- [Task prompt] Of the lines in the listing, how many include the string "author"? Write the number and nothing else.

- [Data records]
## BEGIN

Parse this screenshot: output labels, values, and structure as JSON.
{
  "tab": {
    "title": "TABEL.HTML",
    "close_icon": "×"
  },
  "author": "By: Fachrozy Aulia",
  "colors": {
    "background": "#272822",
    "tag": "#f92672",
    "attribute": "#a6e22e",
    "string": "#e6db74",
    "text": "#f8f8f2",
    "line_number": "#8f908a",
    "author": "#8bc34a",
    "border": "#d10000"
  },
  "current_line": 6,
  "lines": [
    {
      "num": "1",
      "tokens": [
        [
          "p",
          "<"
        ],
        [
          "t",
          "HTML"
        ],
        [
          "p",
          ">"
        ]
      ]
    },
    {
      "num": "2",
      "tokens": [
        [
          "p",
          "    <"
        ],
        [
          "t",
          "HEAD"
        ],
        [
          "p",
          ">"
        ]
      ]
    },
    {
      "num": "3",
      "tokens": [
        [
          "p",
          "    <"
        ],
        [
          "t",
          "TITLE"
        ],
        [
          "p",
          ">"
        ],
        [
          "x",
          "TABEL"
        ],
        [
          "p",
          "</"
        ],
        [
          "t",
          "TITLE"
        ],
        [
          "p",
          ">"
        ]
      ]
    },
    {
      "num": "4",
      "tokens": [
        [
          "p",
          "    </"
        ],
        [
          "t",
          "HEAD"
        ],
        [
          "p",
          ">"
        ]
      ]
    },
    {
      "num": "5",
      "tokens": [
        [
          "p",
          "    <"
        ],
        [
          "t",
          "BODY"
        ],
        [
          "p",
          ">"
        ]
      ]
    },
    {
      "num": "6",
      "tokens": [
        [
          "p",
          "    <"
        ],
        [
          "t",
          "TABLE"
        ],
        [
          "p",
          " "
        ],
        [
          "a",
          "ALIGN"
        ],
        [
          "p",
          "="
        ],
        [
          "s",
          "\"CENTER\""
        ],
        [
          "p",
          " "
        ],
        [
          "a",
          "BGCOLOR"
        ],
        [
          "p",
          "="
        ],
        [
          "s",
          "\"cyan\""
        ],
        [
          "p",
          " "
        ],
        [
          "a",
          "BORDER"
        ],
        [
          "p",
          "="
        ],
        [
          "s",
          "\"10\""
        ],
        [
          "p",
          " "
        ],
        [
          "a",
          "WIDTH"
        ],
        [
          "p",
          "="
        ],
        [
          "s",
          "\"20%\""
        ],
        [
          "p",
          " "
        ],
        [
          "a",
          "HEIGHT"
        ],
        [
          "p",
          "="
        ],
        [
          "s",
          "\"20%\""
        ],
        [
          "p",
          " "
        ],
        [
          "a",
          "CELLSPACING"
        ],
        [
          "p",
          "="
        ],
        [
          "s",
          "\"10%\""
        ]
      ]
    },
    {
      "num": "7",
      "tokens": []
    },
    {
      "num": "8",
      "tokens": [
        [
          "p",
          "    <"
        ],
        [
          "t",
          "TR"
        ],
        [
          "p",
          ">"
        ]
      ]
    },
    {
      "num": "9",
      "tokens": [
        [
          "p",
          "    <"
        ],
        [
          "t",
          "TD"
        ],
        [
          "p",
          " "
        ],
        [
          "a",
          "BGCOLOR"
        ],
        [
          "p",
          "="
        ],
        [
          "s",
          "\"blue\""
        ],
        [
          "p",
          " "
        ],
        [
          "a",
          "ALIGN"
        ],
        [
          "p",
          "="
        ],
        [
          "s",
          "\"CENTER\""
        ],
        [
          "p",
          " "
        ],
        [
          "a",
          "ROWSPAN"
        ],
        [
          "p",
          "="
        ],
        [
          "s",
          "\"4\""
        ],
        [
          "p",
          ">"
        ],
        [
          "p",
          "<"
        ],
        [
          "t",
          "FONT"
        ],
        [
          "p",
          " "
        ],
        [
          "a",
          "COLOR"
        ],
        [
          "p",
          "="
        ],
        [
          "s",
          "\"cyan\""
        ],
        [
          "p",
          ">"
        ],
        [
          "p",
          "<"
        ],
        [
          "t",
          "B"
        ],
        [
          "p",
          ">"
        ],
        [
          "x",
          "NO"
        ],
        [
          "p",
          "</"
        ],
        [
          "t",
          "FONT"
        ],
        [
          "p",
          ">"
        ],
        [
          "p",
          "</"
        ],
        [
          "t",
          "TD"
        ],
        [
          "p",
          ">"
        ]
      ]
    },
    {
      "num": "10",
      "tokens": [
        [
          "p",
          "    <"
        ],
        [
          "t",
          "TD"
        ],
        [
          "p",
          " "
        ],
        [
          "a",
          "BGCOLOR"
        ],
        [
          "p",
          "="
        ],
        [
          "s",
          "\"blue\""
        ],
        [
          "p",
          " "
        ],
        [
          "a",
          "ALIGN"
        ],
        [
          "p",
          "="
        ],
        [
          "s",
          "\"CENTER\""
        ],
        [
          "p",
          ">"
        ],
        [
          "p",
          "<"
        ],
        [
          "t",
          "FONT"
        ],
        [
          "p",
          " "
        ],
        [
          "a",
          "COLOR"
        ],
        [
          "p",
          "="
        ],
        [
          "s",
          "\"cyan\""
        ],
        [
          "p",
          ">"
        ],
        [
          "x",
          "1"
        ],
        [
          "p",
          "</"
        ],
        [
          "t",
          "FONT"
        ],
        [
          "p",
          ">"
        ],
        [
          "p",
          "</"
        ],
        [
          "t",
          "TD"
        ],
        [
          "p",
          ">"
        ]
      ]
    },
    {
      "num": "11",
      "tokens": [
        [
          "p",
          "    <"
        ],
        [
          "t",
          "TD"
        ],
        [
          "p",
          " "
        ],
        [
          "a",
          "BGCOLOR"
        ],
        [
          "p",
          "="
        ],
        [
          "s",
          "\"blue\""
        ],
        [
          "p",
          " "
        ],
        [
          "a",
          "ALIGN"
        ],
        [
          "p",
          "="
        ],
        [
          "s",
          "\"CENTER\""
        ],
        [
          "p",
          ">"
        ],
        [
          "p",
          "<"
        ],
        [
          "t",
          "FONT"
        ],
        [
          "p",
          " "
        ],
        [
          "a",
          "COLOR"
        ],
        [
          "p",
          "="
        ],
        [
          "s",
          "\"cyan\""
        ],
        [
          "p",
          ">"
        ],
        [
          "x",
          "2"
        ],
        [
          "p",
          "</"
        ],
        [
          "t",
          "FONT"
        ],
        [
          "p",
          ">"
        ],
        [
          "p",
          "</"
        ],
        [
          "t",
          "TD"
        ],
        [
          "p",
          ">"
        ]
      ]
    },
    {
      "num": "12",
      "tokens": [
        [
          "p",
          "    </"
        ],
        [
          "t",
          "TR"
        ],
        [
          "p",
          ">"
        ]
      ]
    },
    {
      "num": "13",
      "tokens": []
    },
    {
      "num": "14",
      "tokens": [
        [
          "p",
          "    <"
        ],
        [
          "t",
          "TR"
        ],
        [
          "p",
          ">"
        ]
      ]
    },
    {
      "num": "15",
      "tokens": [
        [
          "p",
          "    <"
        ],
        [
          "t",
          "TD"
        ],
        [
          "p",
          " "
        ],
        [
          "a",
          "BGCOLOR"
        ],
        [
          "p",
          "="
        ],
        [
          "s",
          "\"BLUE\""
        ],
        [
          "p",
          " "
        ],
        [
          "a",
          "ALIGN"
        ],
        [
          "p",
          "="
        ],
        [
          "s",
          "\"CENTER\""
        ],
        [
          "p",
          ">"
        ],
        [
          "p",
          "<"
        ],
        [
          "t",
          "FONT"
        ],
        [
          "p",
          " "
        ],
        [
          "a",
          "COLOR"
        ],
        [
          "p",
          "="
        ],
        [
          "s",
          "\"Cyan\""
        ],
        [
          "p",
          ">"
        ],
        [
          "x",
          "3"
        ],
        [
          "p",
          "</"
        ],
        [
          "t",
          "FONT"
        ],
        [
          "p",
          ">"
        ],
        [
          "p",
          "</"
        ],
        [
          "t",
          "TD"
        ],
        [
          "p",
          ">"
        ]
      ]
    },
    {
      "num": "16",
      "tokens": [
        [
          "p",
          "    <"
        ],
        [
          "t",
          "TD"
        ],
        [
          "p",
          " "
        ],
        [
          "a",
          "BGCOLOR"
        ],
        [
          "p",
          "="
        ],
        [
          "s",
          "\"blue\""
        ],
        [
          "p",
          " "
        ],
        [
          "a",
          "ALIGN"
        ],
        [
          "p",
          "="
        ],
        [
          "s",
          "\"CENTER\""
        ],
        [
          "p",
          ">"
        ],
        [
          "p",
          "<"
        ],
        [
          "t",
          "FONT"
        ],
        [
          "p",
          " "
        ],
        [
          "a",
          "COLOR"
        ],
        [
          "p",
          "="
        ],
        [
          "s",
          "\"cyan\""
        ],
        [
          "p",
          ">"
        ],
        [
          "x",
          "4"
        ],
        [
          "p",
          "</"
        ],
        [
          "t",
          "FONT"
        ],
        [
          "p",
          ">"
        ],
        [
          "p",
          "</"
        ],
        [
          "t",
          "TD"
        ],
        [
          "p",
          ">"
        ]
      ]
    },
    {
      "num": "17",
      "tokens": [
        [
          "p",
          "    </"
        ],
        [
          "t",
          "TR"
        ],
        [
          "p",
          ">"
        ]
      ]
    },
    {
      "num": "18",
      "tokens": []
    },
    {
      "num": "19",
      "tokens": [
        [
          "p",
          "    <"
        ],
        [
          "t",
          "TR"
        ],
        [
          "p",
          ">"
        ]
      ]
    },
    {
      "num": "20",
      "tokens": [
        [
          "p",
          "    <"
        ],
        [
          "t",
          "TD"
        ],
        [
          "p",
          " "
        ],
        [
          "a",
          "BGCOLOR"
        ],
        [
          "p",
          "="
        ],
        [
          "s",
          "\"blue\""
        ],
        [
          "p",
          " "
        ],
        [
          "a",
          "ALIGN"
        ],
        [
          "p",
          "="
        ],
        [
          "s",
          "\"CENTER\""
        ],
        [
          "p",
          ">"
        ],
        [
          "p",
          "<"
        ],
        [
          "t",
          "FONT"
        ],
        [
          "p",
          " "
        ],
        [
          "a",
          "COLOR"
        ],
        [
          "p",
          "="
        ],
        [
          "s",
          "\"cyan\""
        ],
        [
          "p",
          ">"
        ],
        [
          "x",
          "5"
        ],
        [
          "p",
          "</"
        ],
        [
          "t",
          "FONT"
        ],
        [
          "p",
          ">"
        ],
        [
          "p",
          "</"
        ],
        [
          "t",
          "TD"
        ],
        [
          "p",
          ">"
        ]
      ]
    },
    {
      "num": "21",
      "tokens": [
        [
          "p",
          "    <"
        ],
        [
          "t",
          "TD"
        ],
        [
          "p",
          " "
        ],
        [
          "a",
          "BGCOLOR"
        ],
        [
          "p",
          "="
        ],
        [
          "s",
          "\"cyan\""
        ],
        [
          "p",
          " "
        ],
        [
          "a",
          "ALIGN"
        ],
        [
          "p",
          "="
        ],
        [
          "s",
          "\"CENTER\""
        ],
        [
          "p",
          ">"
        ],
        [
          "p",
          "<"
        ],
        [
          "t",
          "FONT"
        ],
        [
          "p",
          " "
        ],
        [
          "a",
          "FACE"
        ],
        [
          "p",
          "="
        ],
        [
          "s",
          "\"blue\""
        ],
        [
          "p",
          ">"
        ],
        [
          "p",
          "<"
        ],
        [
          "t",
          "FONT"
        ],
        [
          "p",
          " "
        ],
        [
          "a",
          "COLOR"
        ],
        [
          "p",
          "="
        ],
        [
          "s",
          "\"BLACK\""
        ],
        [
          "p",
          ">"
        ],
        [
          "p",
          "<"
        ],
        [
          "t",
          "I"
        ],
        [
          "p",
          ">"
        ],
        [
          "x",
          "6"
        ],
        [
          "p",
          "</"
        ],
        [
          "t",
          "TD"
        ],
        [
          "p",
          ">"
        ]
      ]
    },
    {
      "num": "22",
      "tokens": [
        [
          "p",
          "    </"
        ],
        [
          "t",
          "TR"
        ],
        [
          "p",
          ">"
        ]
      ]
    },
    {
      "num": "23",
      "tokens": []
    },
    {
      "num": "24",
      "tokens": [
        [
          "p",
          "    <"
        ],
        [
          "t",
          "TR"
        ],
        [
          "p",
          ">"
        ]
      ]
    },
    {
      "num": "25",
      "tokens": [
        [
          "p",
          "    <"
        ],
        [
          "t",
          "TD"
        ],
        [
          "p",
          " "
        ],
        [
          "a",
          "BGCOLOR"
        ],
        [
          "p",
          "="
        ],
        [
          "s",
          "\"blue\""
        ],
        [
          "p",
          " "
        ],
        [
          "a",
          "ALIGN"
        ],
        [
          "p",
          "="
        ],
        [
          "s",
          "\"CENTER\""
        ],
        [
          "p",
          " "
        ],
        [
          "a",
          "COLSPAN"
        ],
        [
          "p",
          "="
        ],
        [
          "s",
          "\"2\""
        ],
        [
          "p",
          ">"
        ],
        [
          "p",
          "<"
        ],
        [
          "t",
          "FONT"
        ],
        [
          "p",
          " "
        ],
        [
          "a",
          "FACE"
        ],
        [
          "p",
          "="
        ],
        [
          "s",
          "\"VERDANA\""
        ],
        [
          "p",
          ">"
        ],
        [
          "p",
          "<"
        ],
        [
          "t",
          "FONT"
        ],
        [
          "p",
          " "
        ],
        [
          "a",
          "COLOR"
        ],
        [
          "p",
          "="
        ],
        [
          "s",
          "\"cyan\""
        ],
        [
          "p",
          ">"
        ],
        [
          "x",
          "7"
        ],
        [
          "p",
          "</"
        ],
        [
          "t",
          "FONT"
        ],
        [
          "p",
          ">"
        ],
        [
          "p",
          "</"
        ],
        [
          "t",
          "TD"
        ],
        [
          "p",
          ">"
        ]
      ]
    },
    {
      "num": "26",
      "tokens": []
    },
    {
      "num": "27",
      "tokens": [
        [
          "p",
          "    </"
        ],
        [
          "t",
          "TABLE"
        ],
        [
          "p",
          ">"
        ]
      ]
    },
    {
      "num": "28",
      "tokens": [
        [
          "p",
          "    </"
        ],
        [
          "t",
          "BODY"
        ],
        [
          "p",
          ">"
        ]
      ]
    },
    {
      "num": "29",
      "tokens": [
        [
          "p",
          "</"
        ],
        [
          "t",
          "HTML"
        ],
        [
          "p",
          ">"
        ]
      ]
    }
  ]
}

## END

- [Problem solution] 2